_What you have to do_
Scan the listing below for the word "name" and state how many lines hold it. Write nothing but the number.

[START OF Records for this exercise]

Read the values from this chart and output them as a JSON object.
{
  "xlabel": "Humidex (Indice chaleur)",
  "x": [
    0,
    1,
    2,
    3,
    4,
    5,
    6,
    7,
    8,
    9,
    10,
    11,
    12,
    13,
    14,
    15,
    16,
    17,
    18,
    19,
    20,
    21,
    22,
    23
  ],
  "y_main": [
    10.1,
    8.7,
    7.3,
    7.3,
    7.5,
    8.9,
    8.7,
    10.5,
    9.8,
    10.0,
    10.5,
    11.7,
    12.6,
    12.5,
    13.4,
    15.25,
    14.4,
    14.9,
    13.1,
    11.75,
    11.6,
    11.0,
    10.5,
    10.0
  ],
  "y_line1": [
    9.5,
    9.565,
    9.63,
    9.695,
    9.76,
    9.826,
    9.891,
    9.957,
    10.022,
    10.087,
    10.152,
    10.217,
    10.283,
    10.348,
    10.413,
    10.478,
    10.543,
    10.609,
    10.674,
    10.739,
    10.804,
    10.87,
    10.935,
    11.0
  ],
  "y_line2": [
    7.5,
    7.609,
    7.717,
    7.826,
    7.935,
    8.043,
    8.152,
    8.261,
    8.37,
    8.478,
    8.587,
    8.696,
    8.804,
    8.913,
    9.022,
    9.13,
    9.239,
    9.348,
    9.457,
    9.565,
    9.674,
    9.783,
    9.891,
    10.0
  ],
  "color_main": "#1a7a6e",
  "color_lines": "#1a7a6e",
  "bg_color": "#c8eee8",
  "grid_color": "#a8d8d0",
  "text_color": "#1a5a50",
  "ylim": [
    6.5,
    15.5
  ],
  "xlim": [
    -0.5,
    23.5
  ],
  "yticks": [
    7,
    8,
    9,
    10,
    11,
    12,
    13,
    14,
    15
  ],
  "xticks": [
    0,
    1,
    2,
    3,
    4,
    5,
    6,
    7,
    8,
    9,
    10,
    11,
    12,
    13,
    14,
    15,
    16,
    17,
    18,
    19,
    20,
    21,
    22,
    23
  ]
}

[END OF Records for this exercise]
[START OF Records for this exercise]

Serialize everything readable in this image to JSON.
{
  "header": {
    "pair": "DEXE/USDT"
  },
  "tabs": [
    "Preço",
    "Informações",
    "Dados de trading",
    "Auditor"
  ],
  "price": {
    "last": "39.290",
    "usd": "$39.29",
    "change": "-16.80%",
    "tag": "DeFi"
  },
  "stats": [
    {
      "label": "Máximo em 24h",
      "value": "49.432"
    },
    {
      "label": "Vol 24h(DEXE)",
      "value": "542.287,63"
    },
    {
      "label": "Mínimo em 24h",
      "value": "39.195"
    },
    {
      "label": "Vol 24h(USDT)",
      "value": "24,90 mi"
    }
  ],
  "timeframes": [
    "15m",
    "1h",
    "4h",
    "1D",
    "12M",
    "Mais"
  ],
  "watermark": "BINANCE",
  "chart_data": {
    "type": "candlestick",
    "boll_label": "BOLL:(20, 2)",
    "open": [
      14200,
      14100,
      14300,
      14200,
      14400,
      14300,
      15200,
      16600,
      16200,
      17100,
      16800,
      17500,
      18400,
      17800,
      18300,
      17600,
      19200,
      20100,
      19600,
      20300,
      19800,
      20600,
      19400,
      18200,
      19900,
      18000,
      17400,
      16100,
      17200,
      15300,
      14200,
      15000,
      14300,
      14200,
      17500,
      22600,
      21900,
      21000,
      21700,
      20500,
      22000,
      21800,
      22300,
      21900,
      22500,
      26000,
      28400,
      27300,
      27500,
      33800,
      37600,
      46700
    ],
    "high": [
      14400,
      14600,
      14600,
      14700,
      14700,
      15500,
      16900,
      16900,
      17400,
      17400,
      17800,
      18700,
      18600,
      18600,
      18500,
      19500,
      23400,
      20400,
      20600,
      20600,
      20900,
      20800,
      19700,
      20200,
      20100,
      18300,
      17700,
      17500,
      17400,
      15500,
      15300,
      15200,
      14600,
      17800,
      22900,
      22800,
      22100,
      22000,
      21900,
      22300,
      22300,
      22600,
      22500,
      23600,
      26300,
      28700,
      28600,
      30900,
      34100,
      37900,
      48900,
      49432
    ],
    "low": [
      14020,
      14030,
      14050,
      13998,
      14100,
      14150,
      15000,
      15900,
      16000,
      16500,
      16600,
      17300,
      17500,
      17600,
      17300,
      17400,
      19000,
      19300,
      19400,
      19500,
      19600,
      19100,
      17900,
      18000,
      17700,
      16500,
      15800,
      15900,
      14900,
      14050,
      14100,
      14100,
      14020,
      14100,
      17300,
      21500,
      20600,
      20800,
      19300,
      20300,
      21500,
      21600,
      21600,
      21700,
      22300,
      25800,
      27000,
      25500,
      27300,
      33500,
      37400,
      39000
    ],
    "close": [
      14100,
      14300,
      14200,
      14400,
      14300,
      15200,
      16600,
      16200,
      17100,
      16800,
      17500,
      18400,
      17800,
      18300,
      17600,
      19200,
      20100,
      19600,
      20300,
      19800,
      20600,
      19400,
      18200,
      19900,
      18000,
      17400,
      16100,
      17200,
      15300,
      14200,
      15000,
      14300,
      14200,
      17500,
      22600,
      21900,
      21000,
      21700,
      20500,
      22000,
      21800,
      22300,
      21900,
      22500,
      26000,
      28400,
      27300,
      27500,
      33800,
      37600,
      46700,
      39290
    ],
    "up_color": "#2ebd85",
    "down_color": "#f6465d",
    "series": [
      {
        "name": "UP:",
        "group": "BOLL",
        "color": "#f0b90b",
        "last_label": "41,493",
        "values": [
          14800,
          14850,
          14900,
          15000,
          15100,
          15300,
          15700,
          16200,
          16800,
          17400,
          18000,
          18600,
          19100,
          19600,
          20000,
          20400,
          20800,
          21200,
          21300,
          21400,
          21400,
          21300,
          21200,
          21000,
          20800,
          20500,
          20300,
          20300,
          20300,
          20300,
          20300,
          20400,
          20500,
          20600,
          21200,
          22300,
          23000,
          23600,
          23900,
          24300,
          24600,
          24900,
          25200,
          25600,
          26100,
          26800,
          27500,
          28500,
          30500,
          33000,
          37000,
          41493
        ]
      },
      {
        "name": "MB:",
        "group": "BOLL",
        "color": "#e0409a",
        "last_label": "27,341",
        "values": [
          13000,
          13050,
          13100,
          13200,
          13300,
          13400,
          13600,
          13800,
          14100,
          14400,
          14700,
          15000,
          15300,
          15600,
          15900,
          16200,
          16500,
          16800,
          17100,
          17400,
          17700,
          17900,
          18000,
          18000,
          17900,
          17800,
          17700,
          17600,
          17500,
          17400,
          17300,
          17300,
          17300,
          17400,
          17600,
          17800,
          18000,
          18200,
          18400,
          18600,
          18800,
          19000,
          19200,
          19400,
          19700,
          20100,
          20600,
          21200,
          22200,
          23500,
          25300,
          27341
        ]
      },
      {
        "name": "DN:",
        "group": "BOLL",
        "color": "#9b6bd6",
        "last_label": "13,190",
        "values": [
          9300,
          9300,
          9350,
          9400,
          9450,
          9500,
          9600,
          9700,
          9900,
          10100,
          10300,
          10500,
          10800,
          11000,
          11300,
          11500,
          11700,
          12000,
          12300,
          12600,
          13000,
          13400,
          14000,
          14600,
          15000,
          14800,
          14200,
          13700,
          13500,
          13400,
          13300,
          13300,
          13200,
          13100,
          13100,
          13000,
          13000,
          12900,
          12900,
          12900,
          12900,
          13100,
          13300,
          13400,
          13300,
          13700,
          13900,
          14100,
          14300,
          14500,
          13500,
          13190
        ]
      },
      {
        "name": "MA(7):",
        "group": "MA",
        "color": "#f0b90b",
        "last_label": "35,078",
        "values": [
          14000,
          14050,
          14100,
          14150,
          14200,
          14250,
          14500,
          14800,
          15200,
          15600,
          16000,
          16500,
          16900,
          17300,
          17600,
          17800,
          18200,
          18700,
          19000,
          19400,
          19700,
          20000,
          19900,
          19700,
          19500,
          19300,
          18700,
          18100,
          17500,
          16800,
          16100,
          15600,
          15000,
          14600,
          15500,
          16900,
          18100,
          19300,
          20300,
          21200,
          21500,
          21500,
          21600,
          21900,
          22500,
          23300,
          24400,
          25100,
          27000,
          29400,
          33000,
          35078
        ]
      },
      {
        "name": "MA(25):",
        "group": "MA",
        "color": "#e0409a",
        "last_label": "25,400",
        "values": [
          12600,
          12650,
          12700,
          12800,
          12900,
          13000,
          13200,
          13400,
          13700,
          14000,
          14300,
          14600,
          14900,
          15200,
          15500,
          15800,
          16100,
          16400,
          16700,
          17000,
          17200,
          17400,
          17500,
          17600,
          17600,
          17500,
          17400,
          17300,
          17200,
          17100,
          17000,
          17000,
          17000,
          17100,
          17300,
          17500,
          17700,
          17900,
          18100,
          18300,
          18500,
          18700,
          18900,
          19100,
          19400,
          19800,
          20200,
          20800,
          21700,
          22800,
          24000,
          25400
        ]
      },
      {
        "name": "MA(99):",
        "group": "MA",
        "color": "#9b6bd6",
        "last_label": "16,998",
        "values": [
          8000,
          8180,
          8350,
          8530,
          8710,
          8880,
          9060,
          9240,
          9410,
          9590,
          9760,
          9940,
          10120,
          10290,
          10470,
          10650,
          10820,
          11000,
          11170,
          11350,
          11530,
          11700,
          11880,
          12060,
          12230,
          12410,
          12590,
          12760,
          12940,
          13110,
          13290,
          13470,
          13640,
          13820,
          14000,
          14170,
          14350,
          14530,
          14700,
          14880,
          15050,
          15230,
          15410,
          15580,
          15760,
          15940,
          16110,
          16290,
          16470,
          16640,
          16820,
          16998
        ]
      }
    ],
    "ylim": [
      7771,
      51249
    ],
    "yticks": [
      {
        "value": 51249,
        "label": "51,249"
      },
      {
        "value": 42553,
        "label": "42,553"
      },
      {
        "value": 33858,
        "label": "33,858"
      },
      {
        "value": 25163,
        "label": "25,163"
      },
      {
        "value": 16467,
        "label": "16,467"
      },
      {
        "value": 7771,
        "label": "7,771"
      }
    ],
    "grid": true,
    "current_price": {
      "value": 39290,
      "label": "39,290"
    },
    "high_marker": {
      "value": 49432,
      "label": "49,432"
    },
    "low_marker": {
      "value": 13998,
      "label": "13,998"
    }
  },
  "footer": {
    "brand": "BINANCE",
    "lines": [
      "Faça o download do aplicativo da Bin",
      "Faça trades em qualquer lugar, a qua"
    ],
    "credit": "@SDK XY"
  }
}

[END OF Records for this exercise]

_Solution for this problem_
6